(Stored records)
-=-=-

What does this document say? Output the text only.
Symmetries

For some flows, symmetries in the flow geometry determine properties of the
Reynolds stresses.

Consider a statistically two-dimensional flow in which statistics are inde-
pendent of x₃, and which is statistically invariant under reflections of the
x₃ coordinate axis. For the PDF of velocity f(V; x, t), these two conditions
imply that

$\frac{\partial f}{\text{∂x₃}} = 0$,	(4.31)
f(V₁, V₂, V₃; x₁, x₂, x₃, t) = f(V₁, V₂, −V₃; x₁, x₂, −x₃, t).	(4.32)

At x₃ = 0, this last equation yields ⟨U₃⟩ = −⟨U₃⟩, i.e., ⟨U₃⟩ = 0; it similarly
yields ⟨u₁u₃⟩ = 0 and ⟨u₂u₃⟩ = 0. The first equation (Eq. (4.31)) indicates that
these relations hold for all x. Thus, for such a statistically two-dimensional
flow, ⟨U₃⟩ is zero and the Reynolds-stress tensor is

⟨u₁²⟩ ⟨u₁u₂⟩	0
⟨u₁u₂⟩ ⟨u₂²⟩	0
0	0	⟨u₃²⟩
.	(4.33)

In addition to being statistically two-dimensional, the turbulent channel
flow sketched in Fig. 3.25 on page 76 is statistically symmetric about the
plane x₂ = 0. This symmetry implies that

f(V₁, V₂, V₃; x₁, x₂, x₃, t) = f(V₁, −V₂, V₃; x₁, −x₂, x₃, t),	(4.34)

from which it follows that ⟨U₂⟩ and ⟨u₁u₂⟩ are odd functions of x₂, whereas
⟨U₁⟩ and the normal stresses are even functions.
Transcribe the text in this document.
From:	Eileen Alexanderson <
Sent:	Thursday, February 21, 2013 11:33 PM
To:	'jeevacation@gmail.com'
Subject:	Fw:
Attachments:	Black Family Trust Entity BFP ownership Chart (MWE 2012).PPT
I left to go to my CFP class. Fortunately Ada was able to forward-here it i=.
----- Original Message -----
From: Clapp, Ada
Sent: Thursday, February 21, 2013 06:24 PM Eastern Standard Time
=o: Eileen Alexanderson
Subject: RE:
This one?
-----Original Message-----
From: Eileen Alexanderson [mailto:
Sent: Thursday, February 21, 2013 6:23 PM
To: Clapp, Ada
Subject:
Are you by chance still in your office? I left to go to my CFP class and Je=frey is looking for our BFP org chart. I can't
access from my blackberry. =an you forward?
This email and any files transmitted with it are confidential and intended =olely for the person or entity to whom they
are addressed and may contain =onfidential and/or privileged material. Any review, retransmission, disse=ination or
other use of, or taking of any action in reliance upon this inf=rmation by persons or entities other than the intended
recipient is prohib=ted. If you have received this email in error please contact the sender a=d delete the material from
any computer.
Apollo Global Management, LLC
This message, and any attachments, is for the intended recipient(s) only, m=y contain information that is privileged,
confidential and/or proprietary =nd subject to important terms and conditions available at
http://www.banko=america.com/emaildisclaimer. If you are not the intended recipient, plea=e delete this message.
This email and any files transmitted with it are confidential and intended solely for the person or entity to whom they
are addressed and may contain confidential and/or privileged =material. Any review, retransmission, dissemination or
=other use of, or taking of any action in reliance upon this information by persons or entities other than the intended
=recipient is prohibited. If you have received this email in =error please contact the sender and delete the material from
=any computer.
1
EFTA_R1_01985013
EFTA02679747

-=-=-

_Set exercise_:
Looking at the records above, work out how many lines include the string "contact". Give the number and nothing else.

_Task output_:
2